| SHORT TASK |
Single out each line with the word "подлежат" and copy it.

···

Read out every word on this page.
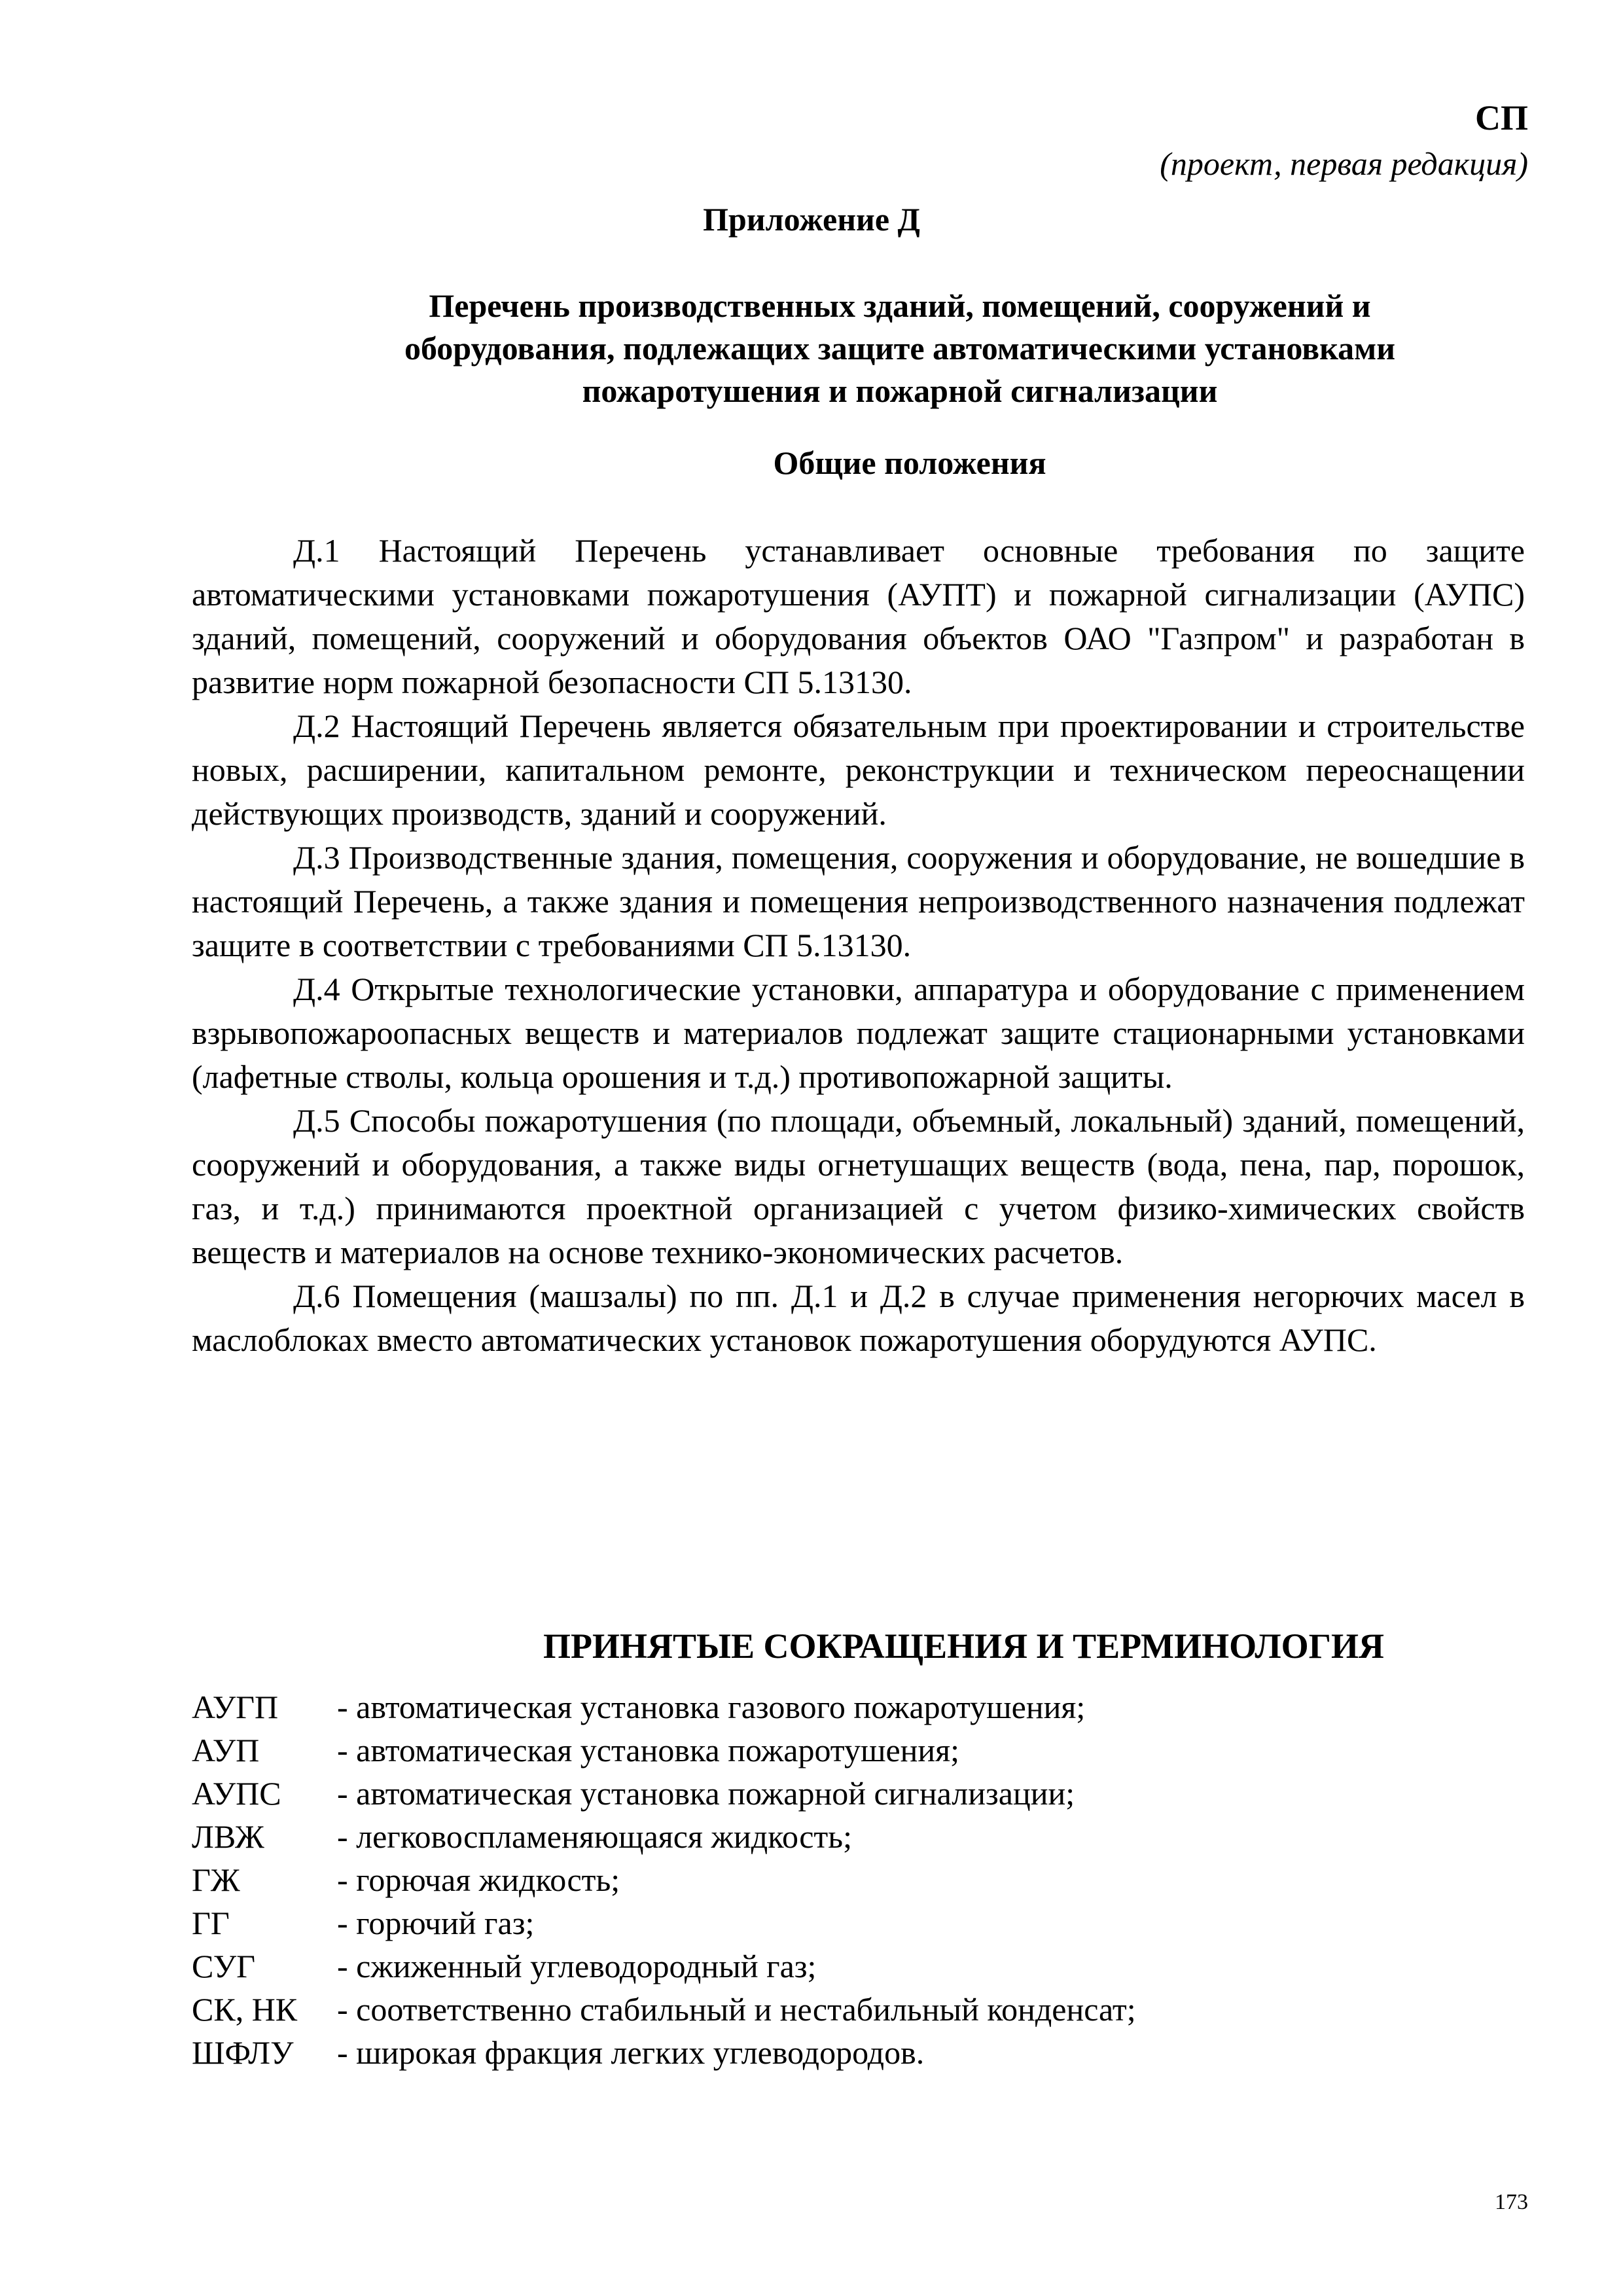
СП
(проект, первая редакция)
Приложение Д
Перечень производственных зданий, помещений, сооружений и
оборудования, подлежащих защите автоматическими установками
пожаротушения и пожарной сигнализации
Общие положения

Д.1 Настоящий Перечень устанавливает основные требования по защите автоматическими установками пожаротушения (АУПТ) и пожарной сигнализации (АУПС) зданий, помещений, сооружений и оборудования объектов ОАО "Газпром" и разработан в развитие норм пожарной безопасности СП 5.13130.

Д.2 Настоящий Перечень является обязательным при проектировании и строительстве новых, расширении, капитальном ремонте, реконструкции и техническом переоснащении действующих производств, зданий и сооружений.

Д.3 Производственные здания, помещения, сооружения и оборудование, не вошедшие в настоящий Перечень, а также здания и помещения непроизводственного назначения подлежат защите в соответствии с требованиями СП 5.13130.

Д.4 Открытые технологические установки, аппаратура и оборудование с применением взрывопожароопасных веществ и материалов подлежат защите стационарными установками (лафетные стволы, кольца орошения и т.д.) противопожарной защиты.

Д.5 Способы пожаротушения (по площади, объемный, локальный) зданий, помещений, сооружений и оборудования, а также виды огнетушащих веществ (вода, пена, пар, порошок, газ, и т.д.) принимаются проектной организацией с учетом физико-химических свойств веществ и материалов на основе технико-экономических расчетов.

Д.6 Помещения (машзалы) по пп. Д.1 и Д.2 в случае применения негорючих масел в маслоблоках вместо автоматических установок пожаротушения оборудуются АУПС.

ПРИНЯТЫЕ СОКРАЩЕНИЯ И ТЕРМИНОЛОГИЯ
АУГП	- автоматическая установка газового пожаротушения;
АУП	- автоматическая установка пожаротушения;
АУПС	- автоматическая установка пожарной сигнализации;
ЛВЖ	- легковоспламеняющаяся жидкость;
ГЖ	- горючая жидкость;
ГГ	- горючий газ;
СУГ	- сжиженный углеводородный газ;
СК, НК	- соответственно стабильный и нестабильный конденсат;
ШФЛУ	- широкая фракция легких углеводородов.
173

···

| THE RESULT |
Д.3 Производственные здания, помещения, сооружения и оборудование, не вошедшие в настоящий Перечень, а также здания и помещения непроизводственного назначения подлежат защите в соответствии с требованиями СП 5.13130.
Д.4 Открытые технологические установки, аппаратура и оборудование с применением взрывопожароопасных веществ и материалов подлежат защите стационарными установками (лафетные стволы, кольца орошения и т.д.) противопожарной защиты.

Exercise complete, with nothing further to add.